++++ Фрагмент ++++
Недостаток НОЦ для нас как для университета в том, что там образовательный компонент не так выражен. А вот ПИШ (передовая инженерная школа) — это более комплексная и понятная организациям модель формирования кооперационных связей. Ее преимущество в том, что она заточена на образовательный процесс, который отлично сближает организации, а на хорошей дружбе легче производственные или научно-производственные проекты развивать.

ИНТЦ (инновационный научно-технологический центр) — хороший инструмент при наличии якорного резидента, инвестора типа «Газпром нефти», «Росатома». Но на всех их, к сожалению, не хватит. Можно обойтись и без них, если прогрессивный губернатор, которому это надо, выстроит соответствующую кооперацию.

Программу развития инжиниринговых центров мы использовали по полной, что во многом связано и с доверием партнеров. По инжиниринговым центрам сотрудничество ориентировано на создание продуктов и не так регламентировано, мы дружим по любви, а не за KPI. И коллеги это ощущают.

Сейчас будет приниматься новая программа — «Кадры для электронной промышленности». Там заход со стороны образовательной модели. Сначала мы вместе с индустриальными партнерами ее создадим, а уже потом в образовательную модель погрузим создание профессиональной среды и научно-прикладные проекты, нужные для партнеров. По духу это аналог ПИШ, только в узкоотраслевом исполнении. Такой формат университету и комфортен, и полезен. Эта модель нами уже отработана, и понятно, как в ней выстраивать коммуникационное пространство с индустриальными партнерами.
++++ Предоставленные строки ++++
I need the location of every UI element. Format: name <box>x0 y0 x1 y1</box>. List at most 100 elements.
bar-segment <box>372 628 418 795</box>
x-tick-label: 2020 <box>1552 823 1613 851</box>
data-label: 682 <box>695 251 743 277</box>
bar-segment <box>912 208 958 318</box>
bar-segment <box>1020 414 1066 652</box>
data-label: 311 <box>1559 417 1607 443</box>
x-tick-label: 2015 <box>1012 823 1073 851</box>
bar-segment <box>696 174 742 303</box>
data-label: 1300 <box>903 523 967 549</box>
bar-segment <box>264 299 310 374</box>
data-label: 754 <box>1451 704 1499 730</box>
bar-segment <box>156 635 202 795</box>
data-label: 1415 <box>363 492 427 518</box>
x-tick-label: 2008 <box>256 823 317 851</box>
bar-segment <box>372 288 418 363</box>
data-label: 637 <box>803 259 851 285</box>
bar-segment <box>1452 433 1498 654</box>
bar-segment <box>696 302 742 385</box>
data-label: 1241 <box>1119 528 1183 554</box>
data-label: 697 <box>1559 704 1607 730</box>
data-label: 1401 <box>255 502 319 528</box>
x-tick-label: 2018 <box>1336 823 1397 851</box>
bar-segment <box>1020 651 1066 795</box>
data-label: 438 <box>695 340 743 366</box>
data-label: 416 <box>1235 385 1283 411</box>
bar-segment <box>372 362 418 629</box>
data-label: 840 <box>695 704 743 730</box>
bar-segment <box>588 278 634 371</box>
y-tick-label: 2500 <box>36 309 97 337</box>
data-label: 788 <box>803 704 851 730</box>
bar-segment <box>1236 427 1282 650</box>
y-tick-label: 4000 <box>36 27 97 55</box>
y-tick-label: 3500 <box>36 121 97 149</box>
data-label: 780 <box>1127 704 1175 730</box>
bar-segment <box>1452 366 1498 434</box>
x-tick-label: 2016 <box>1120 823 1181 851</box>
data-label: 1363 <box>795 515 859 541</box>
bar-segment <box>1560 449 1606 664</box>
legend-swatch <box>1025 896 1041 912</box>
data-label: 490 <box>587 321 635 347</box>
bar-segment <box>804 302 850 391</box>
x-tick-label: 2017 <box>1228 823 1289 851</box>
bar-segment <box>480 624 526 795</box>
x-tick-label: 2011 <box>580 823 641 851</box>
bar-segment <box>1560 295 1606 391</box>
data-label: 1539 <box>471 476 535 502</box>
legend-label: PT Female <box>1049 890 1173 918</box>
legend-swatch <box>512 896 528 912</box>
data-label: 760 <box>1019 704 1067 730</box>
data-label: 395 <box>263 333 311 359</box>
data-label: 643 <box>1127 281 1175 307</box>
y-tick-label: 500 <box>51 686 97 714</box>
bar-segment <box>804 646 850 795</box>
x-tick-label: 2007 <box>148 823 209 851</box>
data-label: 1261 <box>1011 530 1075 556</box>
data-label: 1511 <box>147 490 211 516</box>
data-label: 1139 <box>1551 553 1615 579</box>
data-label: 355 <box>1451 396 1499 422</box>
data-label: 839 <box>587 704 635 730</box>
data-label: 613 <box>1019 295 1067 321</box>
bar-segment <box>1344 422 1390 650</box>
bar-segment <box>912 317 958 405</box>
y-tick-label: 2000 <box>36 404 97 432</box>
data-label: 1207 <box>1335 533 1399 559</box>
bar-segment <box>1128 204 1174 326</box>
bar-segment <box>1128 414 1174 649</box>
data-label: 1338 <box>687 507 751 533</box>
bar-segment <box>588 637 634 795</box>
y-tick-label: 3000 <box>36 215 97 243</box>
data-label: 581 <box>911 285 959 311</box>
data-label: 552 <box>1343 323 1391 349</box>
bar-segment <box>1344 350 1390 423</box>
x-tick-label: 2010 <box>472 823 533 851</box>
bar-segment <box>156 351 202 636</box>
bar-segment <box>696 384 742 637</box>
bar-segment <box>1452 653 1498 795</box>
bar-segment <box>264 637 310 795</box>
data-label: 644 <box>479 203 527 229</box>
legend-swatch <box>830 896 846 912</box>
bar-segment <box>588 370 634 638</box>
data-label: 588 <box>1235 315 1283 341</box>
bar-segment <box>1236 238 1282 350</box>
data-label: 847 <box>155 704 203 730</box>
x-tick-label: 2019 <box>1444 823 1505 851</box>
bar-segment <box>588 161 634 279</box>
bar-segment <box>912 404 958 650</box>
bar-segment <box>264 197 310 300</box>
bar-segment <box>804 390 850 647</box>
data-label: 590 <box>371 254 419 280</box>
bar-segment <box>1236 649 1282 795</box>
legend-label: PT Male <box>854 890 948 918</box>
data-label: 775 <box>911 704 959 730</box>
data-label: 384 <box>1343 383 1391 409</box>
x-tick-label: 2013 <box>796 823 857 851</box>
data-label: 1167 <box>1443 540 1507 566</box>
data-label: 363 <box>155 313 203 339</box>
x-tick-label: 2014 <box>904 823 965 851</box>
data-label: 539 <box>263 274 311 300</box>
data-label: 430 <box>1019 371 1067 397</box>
++++
## Задание A
В чем, согласно фрагменту о моделях кооперации университета с партнерами, недостаток НОЦ для университета?
## Задание B
Процитируйте дословно часть фрагмента о моделях кооперации университета с партнерами, начиная со слов «Сейчас будет приниматься» и заканчивая словами «с индустриальными партнерами.».
## Задание C
Напишите продолжение фрагмента о моделях кооперации университета с партнерами, начиная сразу после его последнего предложения.

## Письменный ответ A
В НОЦ образовательный компонент не так выражен.

## Письменный ответ B
Сейчас будет приниматься новая программа — «Кадры для электронной промышленности». Там заход со стороны образовательной модели. Сначала мы вместе с индустриальными партнерами ее создадим, а уже потом в образовательную модель погрузим создание профессиональной среды и научно-прикладные проекты, нужные для партнеров. По духу это аналог ПИШ, только в узкоотраслевом исполнении. Такой формат университету и комфортен, и полезен. Эта модель нами уже отработана, и понятно, как в ней выстраивать коммуникационное пространство с индустриальными партнерами.

## Письменный ответ C
— Бизнес сейчас активно создает акселерационные программы. Это полезный инструмент?

— Я всегда скептически считал, что точно выйду на пенсию раньше, чем случится это счастье — когда крупные компании реального сектора заинтересуются стартапами. Но все чаще и чаще вижу примеры, когда инструментом поиска проектов является акселерационная программа, а инструментом реализации проектов — создание совместных стартап-компаний. Причем это не мое предложение, нашему университету создание стартапов начали предлагать различные компании.

— Какую цель здесь преследуют корпорации?

— У них голод на прикладной результат. Если раньше они разговаривали сквозь губу: «Вы можете нам поставить этот продукт в таком-то количестве за такую-то цену к такому-то числу?» — а мы отвечали: «Да Христос с вами! Мы стартап-компания, мы его только разрабатываем» — и нам отказывали, то теперь сменилась тональность. Даже когда мы говорим, что разработка ранняя и сырая, они отвечают, что открыты к сотрудничеству. Им это очень нужно.

— Удивляет другое: почему корпорации не во внутреннем контуре создают стартапы?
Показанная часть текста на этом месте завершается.